[Start of RECORDS PROVIDED]

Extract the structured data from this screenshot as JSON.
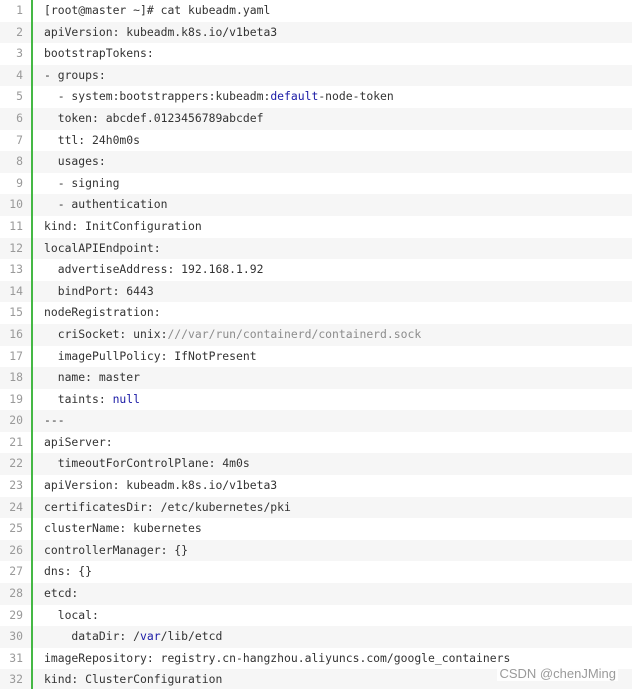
{
  "code": {
    "lines": [
      {
        "n": "1",
        "segs": [
          {
            "t": "[root@master ~]# cat kubeadm.yaml",
            "c": ""
          }
        ]
      },
      {
        "n": "2",
        "segs": [
          {
            "t": "apiVersion: kubeadm.k8s.io/v1beta3",
            "c": ""
          }
        ]
      },
      {
        "n": "3",
        "segs": [
          {
            "t": "bootstrapTokens:",
            "c": ""
          }
        ]
      },
      {
        "n": "4",
        "segs": [
          {
            "t": "- groups:",
            "c": ""
          }
        ]
      },
      {
        "n": "5",
        "segs": [
          {
            "t": "  - system:bootstrappers:kubeadm:",
            "c": ""
          },
          {
            "t": "default",
            "c": "kw"
          },
          {
            "t": "-node-token",
            "c": ""
          }
        ]
      },
      {
        "n": "6",
        "segs": [
          {
            "t": "  token: abcdef.0123456789abcdef",
            "c": ""
          }
        ]
      },
      {
        "n": "7",
        "segs": [
          {
            "t": "  ttl: 24h0m0s",
            "c": ""
          }
        ]
      },
      {
        "n": "8",
        "segs": [
          {
            "t": "  usages:",
            "c": ""
          }
        ]
      },
      {
        "n": "9",
        "segs": [
          {
            "t": "  - signing",
            "c": ""
          }
        ]
      },
      {
        "n": "10",
        "segs": [
          {
            "t": "  - authentication",
            "c": ""
          }
        ]
      },
      {
        "n": "11",
        "segs": [
          {
            "t": "kind: InitConfiguration",
            "c": ""
          }
        ]
      },
      {
        "n": "12",
        "segs": [
          {
            "t": "localAPIEndpoint:",
            "c": ""
          }
        ]
      },
      {
        "n": "13",
        "segs": [
          {
            "t": "  advertiseAddress: 192.168.1.92",
            "c": ""
          }
        ]
      },
      {
        "n": "14",
        "segs": [
          {
            "t": "  bindPort: 6443",
            "c": ""
          }
        ]
      },
      {
        "n": "15",
        "segs": [
          {
            "t": "nodeRegistration:",
            "c": ""
          }
        ]
      },
      {
        "n": "16",
        "segs": [
          {
            "t": "  criSocket: unix:",
            "c": ""
          },
          {
            "t": "///var/run/containerd/containerd.sock",
            "c": "comment"
          }
        ]
      },
      {
        "n": "17",
        "segs": [
          {
            "t": "  imagePullPolicy: IfNotPresent",
            "c": ""
          }
        ]
      },
      {
        "n": "18",
        "segs": [
          {
            "t": "  name: master",
            "c": ""
          }
        ]
      },
      {
        "n": "19",
        "segs": [
          {
            "t": "  taints: ",
            "c": ""
          },
          {
            "t": "null",
            "c": "kw"
          }
        ]
      },
      {
        "n": "20",
        "segs": [
          {
            "t": "---",
            "c": ""
          }
        ]
      },
      {
        "n": "21",
        "segs": [
          {
            "t": "apiServer:",
            "c": ""
          }
        ]
      },
      {
        "n": "22",
        "segs": [
          {
            "t": "  timeoutForControlPlane: 4m0s",
            "c": ""
          }
        ]
      },
      {
        "n": "23",
        "segs": [
          {
            "t": "apiVersion: kubeadm.k8s.io/v1beta3",
            "c": ""
          }
        ]
      },
      {
        "n": "24",
        "segs": [
          {
            "t": "certificatesDir: /etc/kubernetes/pki",
            "c": ""
          }
        ]
      },
      {
        "n": "25",
        "segs": [
          {
            "t": "clusterName: kubernetes",
            "c": ""
          }
        ]
      },
      {
        "n": "26",
        "segs": [
          {
            "t": "controllerManager: {}",
            "c": ""
          }
        ]
      },
      {
        "n": "27",
        "segs": [
          {
            "t": "dns: {}",
            "c": ""
          }
        ]
      },
      {
        "n": "28",
        "segs": [
          {
            "t": "etcd:",
            "c": ""
          }
        ]
      },
      {
        "n": "29",
        "segs": [
          {
            "t": "  local:",
            "c": ""
          }
        ]
      },
      {
        "n": "30",
        "segs": [
          {
            "t": "    dataDir: /",
            "c": ""
          },
          {
            "t": "var",
            "c": "kw"
          },
          {
            "t": "/lib/etcd",
            "c": ""
          }
        ]
      },
      {
        "n": "31",
        "segs": [
          {
            "t": "imageRepository: registry.cn-hangzhou.aliyuncs.com/google_containers",
            "c": ""
          }
        ]
      },
      {
        "n": "32",
        "segs": [
          {
            "t": "kind: ClusterConfiguration",
            "c": ""
          }
        ]
      }
    ]
  },
  "watermark": "CSDN @chenJMing",
  "colors": {
    "keyword": "#1a1aa6",
    "comment": "#8c8c8c",
    "gutter_border": "#45b845",
    "alt_row": "#f6f6f6"
  }
}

[End of RECORDS PROVIDED]

### TASK DESCRIPTION
Collect the lines of the data that carry the word "master".

### EXERCISE ANSWER
            "t": "[root@master ~]# cat kubeadm.yaml",
            "t": "  name: master",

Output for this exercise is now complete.